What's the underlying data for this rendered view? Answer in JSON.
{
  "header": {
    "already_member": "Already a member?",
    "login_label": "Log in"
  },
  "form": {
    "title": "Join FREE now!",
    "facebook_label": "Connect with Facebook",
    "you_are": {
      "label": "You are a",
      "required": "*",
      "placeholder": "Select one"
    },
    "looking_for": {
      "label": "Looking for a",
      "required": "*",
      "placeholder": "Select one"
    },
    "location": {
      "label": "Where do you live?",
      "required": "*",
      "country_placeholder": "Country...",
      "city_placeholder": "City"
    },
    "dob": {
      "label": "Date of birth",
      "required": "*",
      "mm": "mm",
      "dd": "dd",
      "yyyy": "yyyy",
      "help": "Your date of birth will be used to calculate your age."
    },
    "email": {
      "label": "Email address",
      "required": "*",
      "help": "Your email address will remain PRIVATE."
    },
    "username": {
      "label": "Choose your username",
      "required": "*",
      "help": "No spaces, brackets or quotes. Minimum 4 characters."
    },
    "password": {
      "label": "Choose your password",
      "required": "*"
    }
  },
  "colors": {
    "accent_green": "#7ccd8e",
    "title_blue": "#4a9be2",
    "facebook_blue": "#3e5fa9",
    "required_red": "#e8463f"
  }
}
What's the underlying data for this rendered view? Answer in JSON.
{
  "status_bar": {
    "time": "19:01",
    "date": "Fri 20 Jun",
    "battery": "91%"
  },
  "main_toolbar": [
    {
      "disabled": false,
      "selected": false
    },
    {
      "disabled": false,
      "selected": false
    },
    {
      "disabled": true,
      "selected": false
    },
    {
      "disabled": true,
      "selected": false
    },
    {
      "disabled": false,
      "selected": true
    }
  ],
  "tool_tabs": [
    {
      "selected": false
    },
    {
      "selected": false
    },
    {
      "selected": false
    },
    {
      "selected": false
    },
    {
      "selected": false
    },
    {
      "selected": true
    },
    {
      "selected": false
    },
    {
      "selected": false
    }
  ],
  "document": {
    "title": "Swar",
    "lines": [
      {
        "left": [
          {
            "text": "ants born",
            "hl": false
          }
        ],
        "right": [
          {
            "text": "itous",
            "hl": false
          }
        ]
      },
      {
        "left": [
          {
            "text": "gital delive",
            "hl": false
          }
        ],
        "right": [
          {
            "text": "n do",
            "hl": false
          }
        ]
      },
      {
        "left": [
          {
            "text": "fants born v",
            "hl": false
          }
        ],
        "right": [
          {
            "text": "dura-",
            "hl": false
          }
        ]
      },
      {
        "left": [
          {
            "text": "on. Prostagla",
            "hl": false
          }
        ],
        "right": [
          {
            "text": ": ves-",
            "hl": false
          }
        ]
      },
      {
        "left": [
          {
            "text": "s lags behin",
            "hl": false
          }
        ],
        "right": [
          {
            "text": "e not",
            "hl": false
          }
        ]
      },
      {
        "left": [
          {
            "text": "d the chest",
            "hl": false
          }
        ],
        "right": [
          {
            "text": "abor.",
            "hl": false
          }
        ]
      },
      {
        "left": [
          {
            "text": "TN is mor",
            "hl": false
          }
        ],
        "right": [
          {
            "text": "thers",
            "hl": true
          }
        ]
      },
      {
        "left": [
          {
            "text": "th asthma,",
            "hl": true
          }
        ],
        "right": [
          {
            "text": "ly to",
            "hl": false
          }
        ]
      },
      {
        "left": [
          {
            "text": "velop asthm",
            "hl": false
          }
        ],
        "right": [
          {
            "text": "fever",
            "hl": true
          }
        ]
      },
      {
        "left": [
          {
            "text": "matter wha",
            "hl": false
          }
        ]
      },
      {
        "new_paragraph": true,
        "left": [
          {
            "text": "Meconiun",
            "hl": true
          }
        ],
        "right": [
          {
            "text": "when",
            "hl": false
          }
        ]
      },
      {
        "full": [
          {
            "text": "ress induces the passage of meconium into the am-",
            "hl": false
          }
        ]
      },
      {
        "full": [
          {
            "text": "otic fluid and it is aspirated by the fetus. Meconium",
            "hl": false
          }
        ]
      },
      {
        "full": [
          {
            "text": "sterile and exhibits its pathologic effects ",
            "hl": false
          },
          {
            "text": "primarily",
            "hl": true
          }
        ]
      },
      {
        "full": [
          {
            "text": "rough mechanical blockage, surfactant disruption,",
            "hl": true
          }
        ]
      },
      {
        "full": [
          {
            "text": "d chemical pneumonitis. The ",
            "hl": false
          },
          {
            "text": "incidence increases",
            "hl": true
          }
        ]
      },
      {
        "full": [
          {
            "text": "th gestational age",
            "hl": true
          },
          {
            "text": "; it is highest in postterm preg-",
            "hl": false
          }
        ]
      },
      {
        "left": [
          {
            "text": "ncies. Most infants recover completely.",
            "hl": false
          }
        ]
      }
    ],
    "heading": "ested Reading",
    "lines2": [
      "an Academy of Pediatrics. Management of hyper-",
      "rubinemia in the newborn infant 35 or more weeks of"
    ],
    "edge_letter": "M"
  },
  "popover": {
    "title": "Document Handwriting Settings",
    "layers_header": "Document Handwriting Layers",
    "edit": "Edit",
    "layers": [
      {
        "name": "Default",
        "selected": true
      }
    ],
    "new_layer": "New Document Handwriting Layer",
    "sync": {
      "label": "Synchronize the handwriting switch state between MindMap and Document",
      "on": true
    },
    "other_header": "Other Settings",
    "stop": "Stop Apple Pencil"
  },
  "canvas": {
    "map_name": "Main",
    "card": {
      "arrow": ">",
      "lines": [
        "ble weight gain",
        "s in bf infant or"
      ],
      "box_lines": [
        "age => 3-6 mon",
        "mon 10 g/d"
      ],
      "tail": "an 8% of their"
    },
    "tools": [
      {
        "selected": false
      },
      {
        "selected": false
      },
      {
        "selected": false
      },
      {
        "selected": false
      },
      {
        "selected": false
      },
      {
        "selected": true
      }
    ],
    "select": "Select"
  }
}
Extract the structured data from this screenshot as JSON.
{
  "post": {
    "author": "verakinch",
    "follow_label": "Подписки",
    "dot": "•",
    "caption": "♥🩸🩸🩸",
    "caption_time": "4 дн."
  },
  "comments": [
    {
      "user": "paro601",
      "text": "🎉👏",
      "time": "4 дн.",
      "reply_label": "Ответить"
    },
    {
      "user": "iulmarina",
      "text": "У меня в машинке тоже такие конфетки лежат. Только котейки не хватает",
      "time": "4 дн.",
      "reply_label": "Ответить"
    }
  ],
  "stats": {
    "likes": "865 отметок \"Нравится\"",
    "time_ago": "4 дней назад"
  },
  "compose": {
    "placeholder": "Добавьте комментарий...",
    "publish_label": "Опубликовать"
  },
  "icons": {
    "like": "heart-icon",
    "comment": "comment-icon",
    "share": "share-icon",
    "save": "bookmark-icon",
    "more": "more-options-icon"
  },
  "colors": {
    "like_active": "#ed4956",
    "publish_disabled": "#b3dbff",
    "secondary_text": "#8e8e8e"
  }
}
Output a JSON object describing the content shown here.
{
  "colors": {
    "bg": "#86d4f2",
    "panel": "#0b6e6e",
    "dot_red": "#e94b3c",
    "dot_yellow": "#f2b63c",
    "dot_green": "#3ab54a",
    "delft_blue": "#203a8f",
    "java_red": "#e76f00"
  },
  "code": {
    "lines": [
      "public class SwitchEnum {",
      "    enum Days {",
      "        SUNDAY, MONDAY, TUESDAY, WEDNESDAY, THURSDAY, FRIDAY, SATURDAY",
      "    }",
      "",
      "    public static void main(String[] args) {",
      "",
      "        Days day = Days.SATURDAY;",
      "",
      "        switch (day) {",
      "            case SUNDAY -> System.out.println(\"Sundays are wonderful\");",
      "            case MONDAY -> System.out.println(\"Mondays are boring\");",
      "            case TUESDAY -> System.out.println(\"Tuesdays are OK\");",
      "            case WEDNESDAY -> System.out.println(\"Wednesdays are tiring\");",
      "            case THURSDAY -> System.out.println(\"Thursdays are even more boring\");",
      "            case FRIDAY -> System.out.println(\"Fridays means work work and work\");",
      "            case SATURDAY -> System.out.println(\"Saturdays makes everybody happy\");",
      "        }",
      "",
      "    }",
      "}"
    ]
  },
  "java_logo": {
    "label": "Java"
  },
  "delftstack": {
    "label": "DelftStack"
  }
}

=-=-=

EXERCISE INSTRUCTIONS - Which lines in the listing above hold the word "address"? Show each of them.

FINAL RESULT -
      "label": "Email address",
      "help": "Your email address will remain PRIVATE."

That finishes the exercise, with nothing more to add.